====== LISTING

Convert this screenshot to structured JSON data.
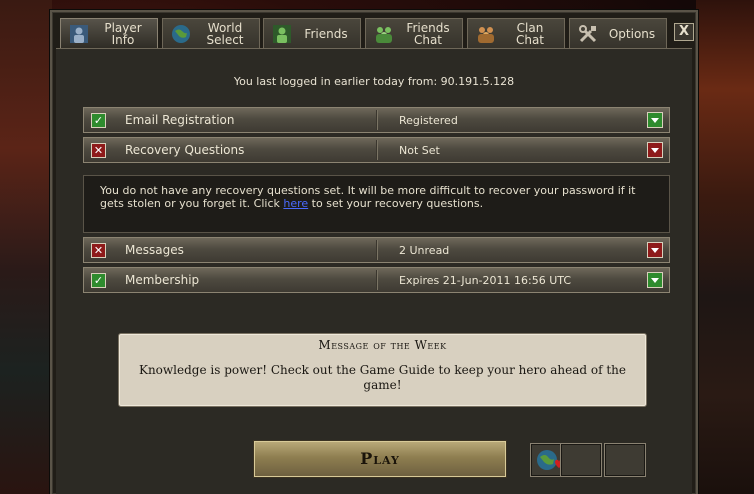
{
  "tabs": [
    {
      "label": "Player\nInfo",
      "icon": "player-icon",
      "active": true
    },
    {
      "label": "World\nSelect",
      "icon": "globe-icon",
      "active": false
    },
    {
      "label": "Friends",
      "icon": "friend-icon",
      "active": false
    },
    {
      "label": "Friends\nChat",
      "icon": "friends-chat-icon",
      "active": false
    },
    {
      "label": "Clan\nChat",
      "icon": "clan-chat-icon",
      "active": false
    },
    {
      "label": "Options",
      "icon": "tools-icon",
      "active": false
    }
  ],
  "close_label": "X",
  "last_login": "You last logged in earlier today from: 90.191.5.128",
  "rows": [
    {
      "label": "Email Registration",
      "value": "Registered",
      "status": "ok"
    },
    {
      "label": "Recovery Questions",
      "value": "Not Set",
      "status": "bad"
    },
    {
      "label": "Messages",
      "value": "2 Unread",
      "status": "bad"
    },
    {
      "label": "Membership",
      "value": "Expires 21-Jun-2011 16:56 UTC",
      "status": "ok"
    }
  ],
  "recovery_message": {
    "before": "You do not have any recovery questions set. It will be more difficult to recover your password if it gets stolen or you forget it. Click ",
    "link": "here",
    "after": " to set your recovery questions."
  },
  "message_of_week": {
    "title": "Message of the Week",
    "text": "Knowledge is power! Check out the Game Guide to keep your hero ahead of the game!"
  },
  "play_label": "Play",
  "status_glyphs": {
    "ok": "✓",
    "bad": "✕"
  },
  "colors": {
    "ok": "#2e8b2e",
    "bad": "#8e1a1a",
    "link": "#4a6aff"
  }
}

============
====== LISTING

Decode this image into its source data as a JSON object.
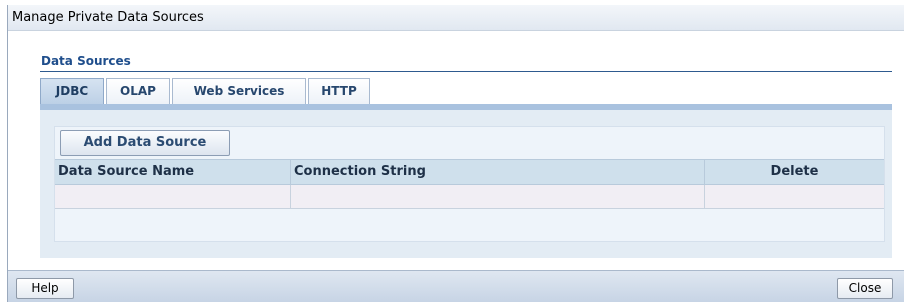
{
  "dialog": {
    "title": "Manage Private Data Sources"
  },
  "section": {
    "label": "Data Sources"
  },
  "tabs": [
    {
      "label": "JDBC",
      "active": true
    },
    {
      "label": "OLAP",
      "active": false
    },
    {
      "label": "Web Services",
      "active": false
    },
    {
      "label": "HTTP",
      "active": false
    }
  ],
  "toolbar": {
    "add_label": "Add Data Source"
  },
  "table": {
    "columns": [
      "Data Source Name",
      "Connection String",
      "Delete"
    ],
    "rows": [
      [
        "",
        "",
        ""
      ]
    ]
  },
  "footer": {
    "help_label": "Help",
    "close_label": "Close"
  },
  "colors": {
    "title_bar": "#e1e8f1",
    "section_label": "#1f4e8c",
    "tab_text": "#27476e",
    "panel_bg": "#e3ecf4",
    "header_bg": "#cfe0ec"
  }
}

============

» **WHAT YOU SHOULD DO**
Pick out every line holding the string "icon" and return it.

» **RESPONSE BELOW**
      "icon": "player-icon",
      "icon": "globe-icon",
      "icon": "friend-icon",
      "icon": "friends-chat-icon",
      "icon": "clan-chat-icon",
      "icon": "tools-icon",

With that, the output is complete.